Extract all lines from the data beneath that include the word "Select".

* START Available records *

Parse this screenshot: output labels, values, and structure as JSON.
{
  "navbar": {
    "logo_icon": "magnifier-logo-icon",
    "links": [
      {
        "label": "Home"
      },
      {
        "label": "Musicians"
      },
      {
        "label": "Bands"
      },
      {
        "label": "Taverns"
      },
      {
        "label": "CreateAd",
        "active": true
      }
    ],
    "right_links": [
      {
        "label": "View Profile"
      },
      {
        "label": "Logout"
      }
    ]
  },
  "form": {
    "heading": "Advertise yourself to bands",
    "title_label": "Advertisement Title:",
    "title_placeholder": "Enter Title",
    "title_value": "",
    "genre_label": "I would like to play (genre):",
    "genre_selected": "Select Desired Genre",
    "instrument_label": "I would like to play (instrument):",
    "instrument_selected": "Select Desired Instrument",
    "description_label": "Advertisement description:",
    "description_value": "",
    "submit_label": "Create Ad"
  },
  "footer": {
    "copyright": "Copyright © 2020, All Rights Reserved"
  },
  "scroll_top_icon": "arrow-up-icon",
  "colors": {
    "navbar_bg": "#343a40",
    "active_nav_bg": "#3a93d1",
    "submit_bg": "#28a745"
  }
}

* END Available records *

**Response to the exercise**
    "genre_selected": "Select Desired Genre",
    "instrument_selected": "Select Desired Instrument",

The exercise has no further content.